Collected data:
::::
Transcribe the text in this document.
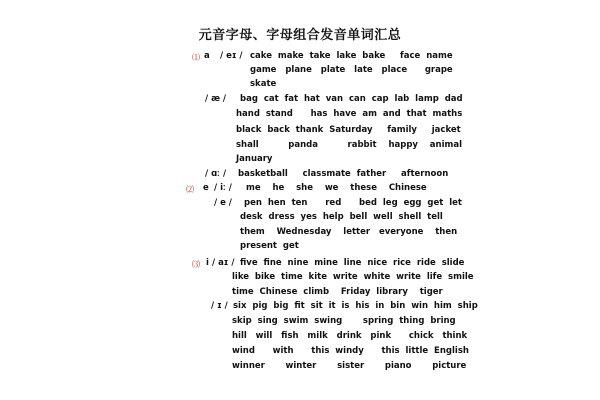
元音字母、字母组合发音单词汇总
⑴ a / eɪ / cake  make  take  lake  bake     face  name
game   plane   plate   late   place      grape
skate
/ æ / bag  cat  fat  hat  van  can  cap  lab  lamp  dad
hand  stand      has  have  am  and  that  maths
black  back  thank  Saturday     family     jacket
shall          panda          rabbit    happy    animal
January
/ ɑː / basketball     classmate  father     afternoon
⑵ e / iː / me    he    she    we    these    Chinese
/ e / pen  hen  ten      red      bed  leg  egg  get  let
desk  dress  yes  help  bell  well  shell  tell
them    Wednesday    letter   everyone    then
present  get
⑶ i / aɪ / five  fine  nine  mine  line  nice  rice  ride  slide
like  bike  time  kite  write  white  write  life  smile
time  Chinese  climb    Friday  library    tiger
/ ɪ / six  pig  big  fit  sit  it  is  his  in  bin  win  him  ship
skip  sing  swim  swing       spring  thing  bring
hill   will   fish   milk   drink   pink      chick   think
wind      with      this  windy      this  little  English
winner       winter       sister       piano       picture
::::
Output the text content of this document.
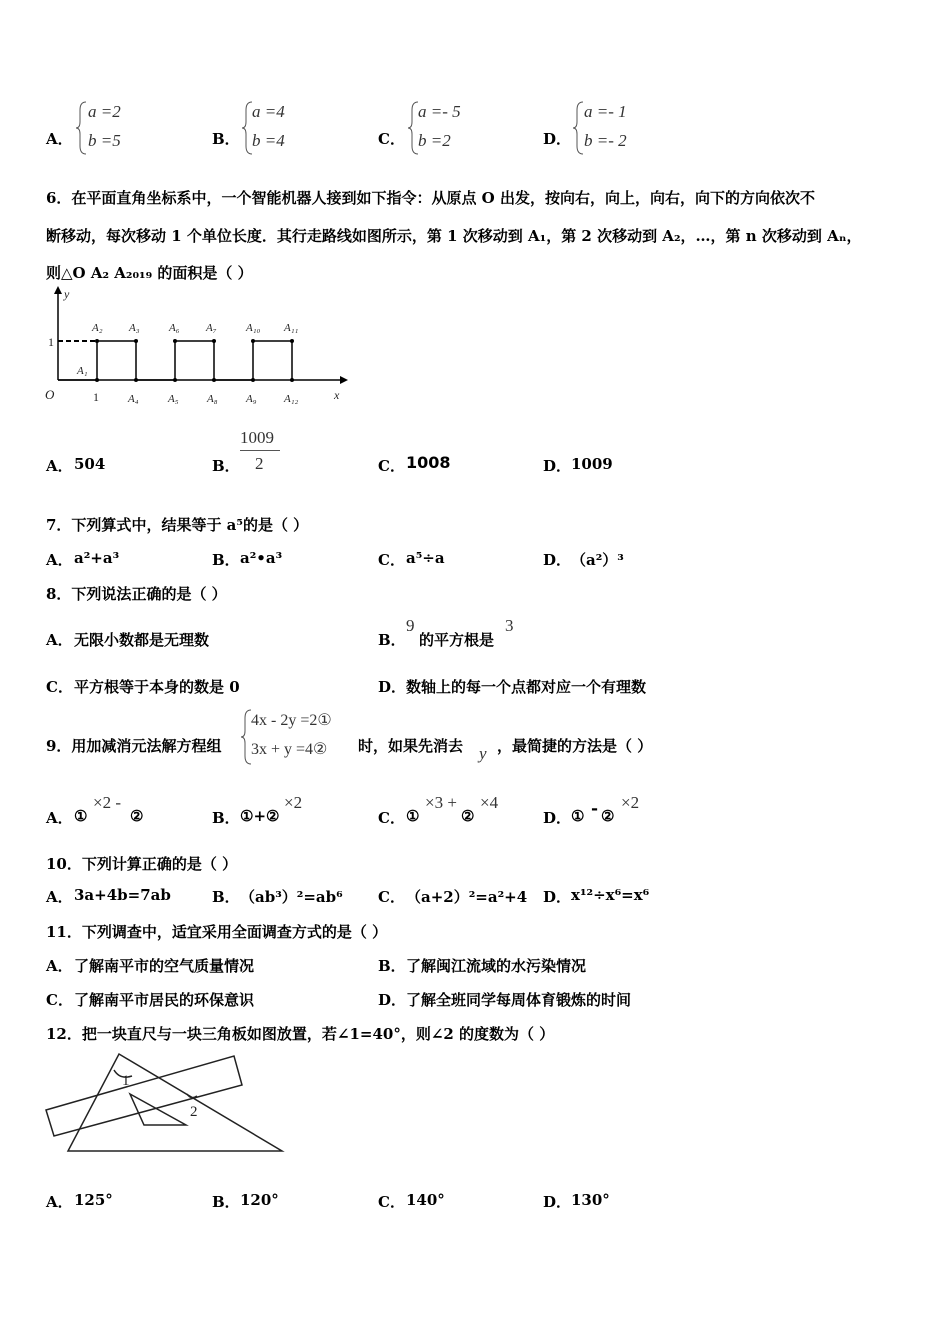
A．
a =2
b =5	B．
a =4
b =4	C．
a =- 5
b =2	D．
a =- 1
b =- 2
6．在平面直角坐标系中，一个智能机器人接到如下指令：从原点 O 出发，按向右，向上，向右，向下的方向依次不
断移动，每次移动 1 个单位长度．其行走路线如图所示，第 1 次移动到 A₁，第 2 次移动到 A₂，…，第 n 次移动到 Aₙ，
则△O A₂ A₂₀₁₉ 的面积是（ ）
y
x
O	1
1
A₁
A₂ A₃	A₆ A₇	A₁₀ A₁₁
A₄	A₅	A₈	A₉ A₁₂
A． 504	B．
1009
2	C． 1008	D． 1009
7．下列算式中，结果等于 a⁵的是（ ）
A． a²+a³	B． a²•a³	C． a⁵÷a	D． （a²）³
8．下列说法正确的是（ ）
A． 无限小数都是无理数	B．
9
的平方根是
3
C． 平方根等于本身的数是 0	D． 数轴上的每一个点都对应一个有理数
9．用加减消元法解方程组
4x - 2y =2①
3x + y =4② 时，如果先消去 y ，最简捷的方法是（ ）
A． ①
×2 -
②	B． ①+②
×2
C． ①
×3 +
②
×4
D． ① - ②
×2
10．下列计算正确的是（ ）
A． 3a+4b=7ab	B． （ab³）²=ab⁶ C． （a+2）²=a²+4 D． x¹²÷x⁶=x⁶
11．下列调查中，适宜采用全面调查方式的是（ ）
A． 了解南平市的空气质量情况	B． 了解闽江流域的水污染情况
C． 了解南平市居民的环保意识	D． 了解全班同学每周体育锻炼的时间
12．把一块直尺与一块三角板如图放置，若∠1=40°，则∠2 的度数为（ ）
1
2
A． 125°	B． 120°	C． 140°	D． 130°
::::
Where a line holds "text", copy it out.

Transcribe the text in this document.
Output the text content of this document.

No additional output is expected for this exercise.